FRAGMENTO:

Desayunamos en un conocido bar de la ciudad. Son las nueve de la mañana y la barra está ocupada por parroquianos que frecuentan el establecimiento, muchos de ellos parecen conocerse. Mientras esperamos que sirvan el desayuno, un señor de unos setenta y tantos años habla a voz en grito contra el Gobierno. «A ver de dónde van a sacar los cuartos para pagarles a los catalanes». «Son unos sinvergüenzas». «Van a romper España». «Vienen cosas muy feas». Intento no tomármelo a pecho, pero sus invectivas van in crescendo y tengo ganas de intervenir, si bien he de decir que no por el contenido de sus proclamas, que podría suponer de antemano en una región donde dos de cada tres ciudadanos con derecho a voto vota a la derecha o a la ultraderecha, sino por la osadía de decirlo en voz tan alta que todos podemos oírlo. Es como si consciente o inconscientemente, y me atrevo a asegurar que más bien lo segundo, por lo que vino a continuación, este señor tuviera la certeza de que todos los que le rodean piensan lo mismo.

DATOS PROPORCIONADOS:
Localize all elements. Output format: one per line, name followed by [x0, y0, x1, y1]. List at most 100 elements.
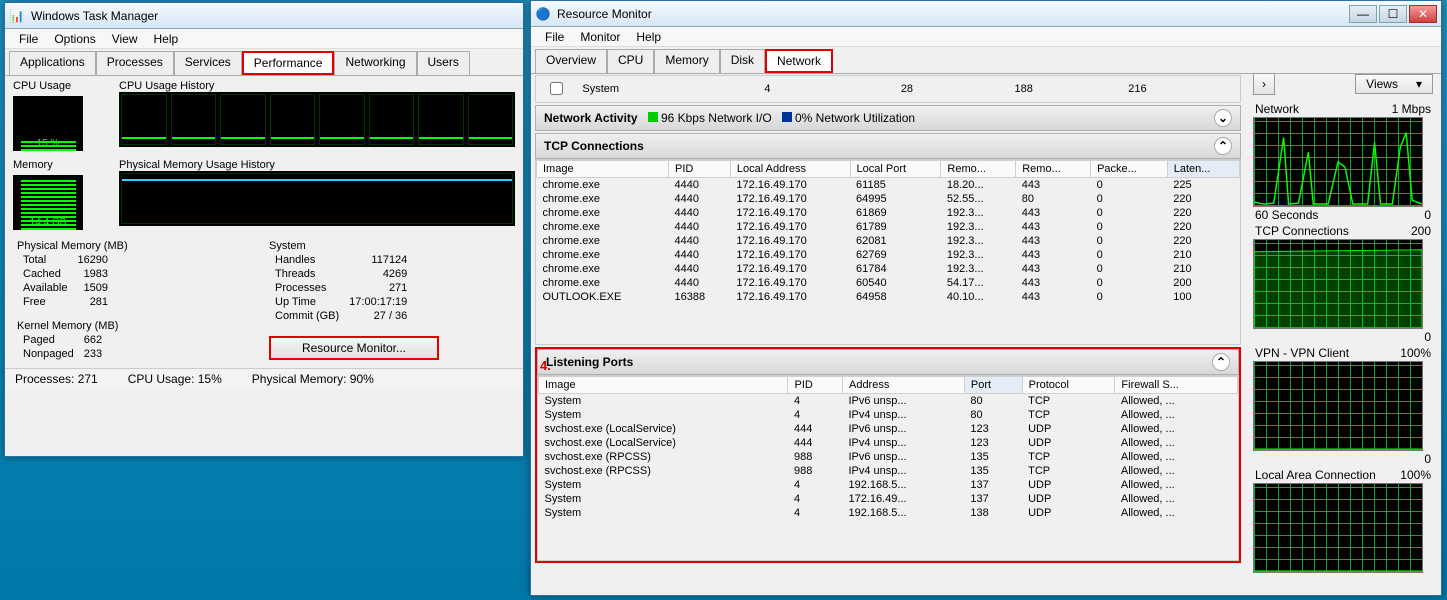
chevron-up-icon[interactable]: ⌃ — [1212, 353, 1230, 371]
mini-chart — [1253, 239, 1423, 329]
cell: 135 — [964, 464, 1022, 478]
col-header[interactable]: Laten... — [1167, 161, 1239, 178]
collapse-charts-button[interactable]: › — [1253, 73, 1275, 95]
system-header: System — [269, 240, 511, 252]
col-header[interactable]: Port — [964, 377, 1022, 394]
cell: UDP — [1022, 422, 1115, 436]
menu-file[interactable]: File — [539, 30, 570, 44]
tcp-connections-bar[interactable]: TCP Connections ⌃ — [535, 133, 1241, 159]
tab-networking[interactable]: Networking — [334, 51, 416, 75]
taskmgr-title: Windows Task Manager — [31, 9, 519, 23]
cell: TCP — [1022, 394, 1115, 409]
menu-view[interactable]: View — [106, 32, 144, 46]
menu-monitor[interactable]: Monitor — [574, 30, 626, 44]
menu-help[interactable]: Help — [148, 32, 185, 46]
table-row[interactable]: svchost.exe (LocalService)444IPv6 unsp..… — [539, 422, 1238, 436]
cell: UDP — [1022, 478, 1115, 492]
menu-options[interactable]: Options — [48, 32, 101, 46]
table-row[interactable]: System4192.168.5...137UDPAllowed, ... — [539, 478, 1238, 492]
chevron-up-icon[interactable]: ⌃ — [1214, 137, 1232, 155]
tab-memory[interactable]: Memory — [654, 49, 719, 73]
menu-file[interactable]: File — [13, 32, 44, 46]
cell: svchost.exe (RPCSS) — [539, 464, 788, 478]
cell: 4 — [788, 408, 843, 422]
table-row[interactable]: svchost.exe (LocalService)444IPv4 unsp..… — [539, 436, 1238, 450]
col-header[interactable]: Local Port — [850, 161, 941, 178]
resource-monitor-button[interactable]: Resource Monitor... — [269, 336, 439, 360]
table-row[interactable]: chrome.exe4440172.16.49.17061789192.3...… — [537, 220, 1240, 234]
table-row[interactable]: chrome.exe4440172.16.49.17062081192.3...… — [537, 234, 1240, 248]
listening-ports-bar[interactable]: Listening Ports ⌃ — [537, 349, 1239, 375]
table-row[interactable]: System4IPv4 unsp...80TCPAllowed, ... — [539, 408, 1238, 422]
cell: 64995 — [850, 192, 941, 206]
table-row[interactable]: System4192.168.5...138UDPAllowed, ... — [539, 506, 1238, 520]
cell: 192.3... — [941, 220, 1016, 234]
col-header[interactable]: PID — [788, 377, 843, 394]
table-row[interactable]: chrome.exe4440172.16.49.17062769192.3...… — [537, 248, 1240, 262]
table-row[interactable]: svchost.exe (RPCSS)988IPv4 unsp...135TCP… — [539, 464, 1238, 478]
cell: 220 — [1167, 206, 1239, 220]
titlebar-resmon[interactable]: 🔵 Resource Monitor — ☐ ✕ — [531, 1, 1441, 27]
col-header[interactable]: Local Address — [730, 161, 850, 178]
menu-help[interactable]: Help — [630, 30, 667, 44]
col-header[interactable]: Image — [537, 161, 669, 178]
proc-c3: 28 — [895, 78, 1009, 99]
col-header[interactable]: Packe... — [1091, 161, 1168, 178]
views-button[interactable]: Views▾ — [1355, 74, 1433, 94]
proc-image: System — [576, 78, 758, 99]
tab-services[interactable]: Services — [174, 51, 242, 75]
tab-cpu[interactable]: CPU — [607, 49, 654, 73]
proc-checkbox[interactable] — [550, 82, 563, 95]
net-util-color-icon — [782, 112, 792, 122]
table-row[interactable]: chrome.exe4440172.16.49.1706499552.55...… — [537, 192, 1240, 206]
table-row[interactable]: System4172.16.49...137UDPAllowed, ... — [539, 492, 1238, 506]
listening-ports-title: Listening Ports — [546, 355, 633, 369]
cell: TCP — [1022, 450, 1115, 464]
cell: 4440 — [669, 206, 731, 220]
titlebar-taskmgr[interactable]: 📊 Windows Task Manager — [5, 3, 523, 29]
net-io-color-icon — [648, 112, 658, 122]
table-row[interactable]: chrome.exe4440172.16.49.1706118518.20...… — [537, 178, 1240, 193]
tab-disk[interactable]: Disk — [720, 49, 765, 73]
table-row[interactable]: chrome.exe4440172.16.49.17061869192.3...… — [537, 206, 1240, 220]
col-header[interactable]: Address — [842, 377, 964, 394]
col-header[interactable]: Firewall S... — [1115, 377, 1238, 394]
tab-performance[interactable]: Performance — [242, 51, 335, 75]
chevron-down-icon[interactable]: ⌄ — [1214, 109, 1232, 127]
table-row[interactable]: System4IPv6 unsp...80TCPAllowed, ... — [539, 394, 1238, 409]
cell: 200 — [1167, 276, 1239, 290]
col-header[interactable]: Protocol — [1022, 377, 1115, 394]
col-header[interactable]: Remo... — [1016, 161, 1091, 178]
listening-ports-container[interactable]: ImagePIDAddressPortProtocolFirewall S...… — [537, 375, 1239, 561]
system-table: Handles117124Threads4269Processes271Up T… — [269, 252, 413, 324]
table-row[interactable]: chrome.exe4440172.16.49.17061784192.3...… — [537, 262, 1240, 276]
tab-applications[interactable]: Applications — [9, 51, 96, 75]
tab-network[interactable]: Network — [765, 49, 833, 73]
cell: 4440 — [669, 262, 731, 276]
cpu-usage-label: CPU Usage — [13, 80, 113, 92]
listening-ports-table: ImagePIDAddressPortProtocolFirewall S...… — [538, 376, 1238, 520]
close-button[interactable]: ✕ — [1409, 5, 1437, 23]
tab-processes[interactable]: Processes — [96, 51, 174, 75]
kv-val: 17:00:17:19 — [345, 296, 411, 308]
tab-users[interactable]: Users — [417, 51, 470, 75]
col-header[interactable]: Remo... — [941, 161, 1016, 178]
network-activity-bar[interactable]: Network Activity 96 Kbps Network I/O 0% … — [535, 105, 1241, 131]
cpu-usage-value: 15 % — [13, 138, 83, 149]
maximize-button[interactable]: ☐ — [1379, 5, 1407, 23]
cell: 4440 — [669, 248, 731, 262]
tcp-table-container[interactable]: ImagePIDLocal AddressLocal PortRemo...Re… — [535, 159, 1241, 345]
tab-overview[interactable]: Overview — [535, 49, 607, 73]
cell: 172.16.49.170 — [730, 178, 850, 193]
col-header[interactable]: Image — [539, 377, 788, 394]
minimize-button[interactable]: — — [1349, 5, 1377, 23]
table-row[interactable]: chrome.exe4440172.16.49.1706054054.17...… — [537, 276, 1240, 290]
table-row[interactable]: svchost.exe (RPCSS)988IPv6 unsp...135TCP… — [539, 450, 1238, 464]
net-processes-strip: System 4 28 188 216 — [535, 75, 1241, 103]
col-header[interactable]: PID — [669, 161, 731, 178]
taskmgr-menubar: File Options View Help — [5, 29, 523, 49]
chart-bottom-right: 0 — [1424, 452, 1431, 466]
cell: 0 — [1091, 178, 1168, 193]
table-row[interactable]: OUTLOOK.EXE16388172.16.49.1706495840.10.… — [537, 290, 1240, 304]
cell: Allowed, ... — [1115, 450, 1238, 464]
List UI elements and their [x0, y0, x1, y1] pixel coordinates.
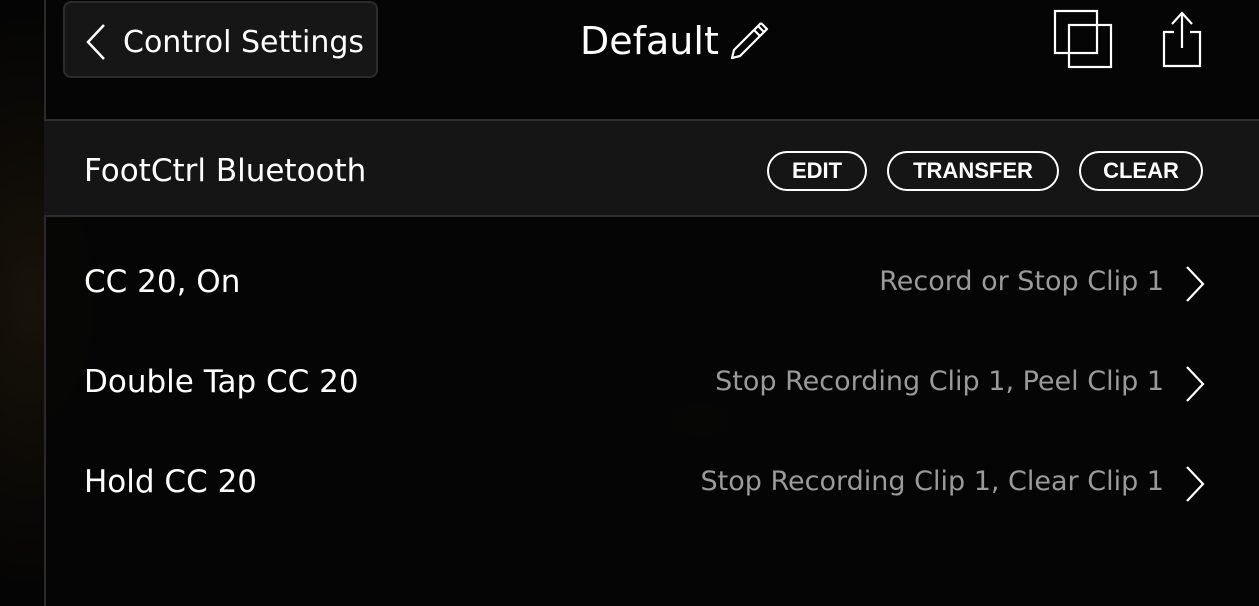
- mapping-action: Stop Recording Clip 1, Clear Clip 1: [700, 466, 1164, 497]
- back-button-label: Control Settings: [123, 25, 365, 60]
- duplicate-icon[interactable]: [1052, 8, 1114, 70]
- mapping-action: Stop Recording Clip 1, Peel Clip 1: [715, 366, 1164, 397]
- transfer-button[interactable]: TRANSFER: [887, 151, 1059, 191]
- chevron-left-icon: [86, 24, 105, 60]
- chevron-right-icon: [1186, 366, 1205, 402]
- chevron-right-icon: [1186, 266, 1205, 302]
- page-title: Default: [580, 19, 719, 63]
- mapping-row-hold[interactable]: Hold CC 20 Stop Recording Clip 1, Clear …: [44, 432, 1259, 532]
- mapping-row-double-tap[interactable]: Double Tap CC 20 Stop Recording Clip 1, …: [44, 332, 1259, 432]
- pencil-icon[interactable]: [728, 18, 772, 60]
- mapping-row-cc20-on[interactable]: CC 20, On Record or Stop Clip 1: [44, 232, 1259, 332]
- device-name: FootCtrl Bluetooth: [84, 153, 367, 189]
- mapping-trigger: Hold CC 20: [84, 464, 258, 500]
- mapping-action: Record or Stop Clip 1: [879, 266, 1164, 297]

ENUNCIADO A: En el fragmento sobre el desayuno en el bar, ¿qué proporción de los ciudadanos con derecho a voto de la región vota a la derecha o a la ultraderecha?
ENUNCIADO B: Prosigue el fragmento sobre el desayuno en el bar a partir de su última oración.

RESPUESTA ESPERADA A: Dos de cada tres.

RESPUESTA ESPERADA B:
Dispuesta a desmentir esta suposición que me incluye, me vuelvo hacia él y le hablo lo más amablemente que puedo: «No sé cómo puede decir usted esas cosas, señor», le digo sin demasiado acierto. El aludido me mira con desprecio y vuelve al periódico que tiene abierto sobre la barra. Yo quiero debatir sus opiniones con argumentos. «No es cuestión de dinero -continúo- sino de convivencia. Aznar ya utilizó masivamente los indultos…». El señor vuelve a mirarme sin alterarse lo más mínimo…. «Y España no se rompió, deme usted algún argumento» añado frente a su más insultante indiferencia. Como dijo Karl Ove Knausgård a propósito de las escritoras y la literatura, es obvio que para este hombre, como para Karl Ove, las mujeres no somos competencia. Sin embargo, la palabra ‘argumento’ lo dispara.

-«¡No, argumentos a mí no me pida, de ninguna manera!» - Me suelta tan campante.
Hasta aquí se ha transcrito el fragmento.